### Task brief
Present each line of the entries below that holds the word "Active".

### Records provided
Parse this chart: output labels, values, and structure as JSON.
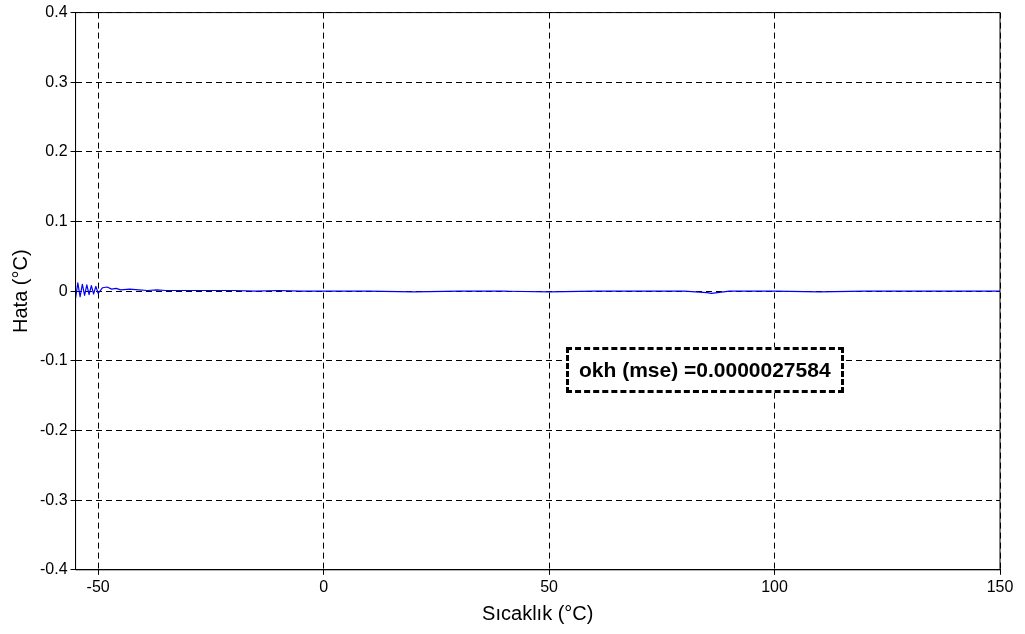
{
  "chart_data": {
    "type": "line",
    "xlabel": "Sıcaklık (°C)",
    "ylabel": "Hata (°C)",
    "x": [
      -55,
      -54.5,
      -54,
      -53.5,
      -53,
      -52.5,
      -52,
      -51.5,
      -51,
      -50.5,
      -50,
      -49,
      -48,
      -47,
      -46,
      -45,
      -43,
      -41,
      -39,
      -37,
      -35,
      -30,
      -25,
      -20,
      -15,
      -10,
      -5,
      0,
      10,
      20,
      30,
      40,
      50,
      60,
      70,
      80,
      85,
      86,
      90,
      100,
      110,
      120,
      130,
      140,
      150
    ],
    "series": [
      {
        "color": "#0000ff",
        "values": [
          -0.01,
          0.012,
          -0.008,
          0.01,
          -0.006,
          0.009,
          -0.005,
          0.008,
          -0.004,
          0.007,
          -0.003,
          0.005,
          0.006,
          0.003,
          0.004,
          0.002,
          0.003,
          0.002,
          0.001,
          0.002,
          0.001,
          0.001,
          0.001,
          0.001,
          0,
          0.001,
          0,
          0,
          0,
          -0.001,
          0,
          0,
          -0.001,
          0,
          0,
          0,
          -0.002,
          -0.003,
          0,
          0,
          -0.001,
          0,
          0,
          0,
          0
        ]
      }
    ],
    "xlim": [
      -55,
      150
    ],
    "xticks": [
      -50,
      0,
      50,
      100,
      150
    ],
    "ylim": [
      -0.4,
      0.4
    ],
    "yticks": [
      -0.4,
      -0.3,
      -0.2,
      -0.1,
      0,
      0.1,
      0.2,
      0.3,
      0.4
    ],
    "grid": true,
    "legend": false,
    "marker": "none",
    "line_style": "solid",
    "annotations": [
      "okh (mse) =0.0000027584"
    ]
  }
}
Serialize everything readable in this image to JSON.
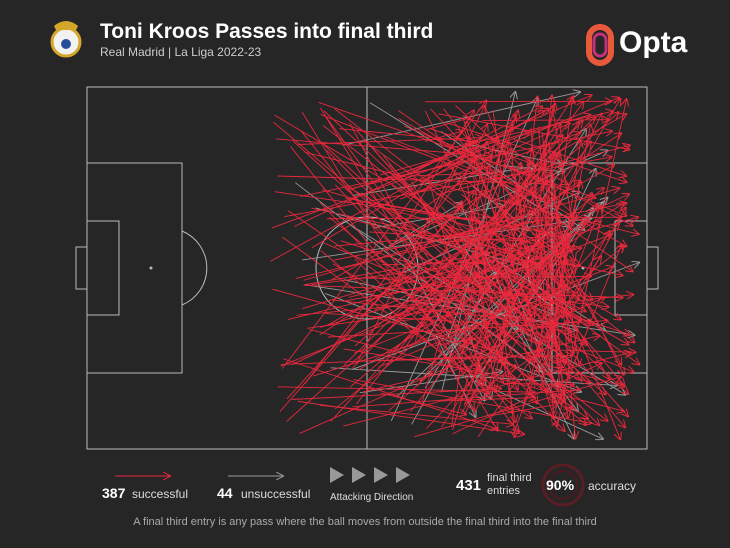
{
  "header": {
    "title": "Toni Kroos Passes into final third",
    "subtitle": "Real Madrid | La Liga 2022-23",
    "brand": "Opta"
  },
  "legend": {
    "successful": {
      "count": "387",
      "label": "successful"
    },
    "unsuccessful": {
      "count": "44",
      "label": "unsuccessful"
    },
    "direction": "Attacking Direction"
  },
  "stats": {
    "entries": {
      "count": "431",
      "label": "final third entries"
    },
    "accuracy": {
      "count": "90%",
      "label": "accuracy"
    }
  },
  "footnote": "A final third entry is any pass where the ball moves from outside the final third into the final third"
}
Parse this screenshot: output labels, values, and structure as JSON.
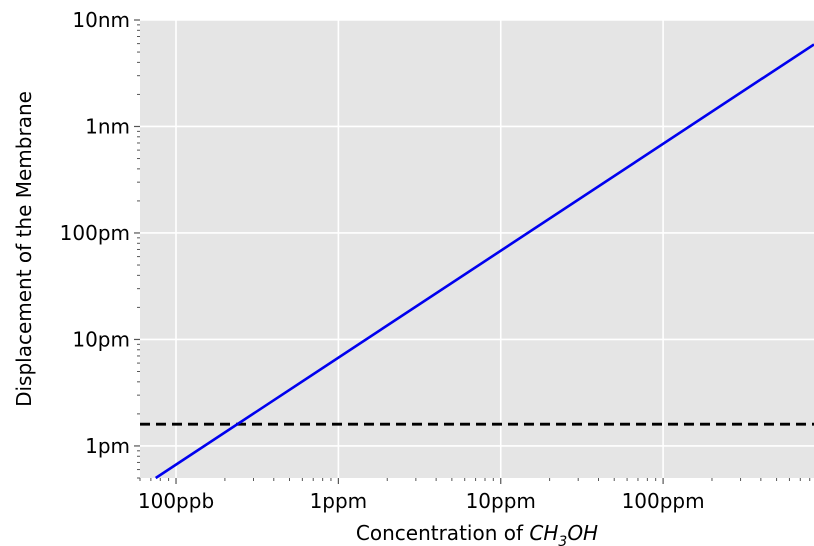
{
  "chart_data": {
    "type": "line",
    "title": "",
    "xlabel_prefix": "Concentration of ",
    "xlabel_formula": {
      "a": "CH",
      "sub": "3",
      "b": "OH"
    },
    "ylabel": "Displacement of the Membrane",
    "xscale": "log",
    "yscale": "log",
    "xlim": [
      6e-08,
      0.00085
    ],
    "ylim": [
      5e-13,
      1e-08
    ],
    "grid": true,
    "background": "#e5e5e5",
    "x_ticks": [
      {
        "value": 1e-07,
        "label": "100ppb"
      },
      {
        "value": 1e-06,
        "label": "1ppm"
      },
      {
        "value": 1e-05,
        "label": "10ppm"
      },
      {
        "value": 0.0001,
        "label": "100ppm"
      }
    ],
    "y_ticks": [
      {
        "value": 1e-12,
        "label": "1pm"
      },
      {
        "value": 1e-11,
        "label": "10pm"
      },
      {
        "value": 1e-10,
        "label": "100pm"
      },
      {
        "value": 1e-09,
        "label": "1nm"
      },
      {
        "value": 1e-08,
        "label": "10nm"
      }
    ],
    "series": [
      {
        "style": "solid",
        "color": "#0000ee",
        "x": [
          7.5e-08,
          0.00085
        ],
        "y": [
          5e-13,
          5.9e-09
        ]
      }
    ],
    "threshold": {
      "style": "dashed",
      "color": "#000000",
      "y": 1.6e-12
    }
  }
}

* * *

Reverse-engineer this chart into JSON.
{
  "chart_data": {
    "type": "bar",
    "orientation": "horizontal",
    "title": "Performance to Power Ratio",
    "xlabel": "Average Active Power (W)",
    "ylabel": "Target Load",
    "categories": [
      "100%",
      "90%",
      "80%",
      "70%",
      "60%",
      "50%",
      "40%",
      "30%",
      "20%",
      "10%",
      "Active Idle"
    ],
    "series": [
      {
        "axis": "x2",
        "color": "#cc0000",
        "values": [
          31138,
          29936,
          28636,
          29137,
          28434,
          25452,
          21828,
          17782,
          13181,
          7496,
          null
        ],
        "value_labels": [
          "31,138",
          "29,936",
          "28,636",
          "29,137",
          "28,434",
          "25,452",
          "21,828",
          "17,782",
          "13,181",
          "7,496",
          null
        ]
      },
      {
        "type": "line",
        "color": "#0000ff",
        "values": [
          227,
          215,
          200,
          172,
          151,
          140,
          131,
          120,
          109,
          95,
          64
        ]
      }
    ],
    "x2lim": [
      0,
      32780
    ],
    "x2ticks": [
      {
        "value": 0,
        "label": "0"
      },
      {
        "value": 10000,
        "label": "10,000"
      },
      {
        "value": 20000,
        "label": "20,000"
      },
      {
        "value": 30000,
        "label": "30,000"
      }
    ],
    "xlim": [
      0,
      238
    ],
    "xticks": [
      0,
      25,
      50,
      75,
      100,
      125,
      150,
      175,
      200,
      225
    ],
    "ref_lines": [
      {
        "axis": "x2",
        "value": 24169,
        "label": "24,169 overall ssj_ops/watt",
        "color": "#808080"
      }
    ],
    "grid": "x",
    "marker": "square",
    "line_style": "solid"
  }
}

### Solution to this task
    "xlabel": "Average Active Power (W)",
      "Active Idle"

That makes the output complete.